GIVEN REQUEST ->
Your task is to extract every entry that follows word for word while excluding the pictures.

ITEMS ->
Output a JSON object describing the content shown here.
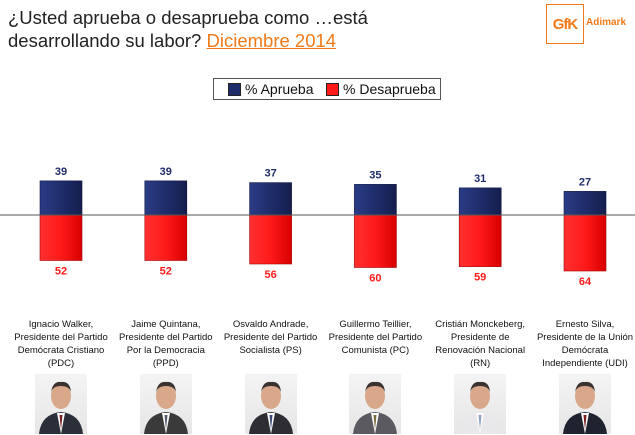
{
  "header": {
    "title_line1": "¿Usted aprueba o desaprueba como …está",
    "title_line2": "desarrollando su labor?",
    "date": "Diciembre 2014"
  },
  "logo": {
    "mark": "GfK",
    "sub": "Adimark"
  },
  "colors": {
    "approve": "#1F2D6B",
    "disapprove": "#FF1A1A",
    "accent": "#F07A1A"
  },
  "chart_data": {
    "type": "bar",
    "title": "¿Usted aprueba o desaprueba como …está desarrollando su labor? Diciembre 2014",
    "categories": [
      "Ignacio Walker,\nPresidente del Partido\nDemócrata Cristiano\n(PDC)",
      "Jaime Quintana,\nPresidente del Partido\nPor la Democracia\n(PPD)",
      "Osvaldo Andrade,\nPresidente del Partido\nSocialista (PS)",
      "Guillermo Teillier,\nPresidente del Partido\nComunista (PC)",
      "Cristián Monckeberg,\nPresidente de\nRenovación Nacional\n(RN)",
      "Ernesto Silva,\nPresidente de la Unión\nDemócrata\nIndependiente (UDI)"
    ],
    "series": [
      {
        "name": "% Aprueba",
        "values": [
          39,
          39,
          37,
          35,
          31,
          27
        ]
      },
      {
        "name": "% Desaprueba",
        "values": [
          52,
          52,
          56,
          60,
          59,
          64
        ]
      }
    ],
    "legend": "top-center",
    "xlabel": "",
    "ylabel": "",
    "ylim": [
      -64,
      39
    ]
  }
}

RESPONSE TO THIS EXERCISE ->
Output a JSON object describing the content shown here.
{
  "header": {
    "title_line1": "¿Usted aprueba o desaprueba como …está",
    "title_line2": "desarrollando su labor?",
    "date": "Diciembre 2014"
  },
  "logo": {
    "mark": "GfK",
    "sub": "Adimark"
  },
  "colors": {
    "approve": "#1F2D6B",
    "disapprove": "#FF1A1A",
    "accent": "#F07A1A"
  },
  "chart_data": {
    "type": "bar",
    "title": "¿Usted aprueba o desaprueba como …está desarrollando su labor? Diciembre 2014",
    "categories": [
      "Ignacio Walker,\nPresidente del Partido\nDemócrata Cristiano\n(PDC)",
      "Jaime Quintana,\nPresidente del Partido\nPor la Democracia\n(PPD)",
      "Osvaldo Andrade,\nPresidente del Partido\nSocialista (PS)",
      "Guillermo Teillier,\nPresidente del Partido\nComunista (PC)",
      "Cristián Monckeberg,\nPresidente de\nRenovación Nacional\n(RN)",
      "Ernesto Silva,\nPresidente de la Unión\nDemócrata\nIndependiente (UDI)"
    ],
    "series": [
      {
        "name": "% Aprueba",
        "values": [
          39,
          39,
          37,
          35,
          31,
          27
        ]
      },
      {
        "name": "% Desaprueba",
        "values": [
          52,
          52,
          56,
          60,
          59,
          64
        ]
      }
    ],
    "legend": "top-center",
    "xlabel": "",
    "ylabel": "",
    "ylim": [
      -64,
      39
    ]
  }
}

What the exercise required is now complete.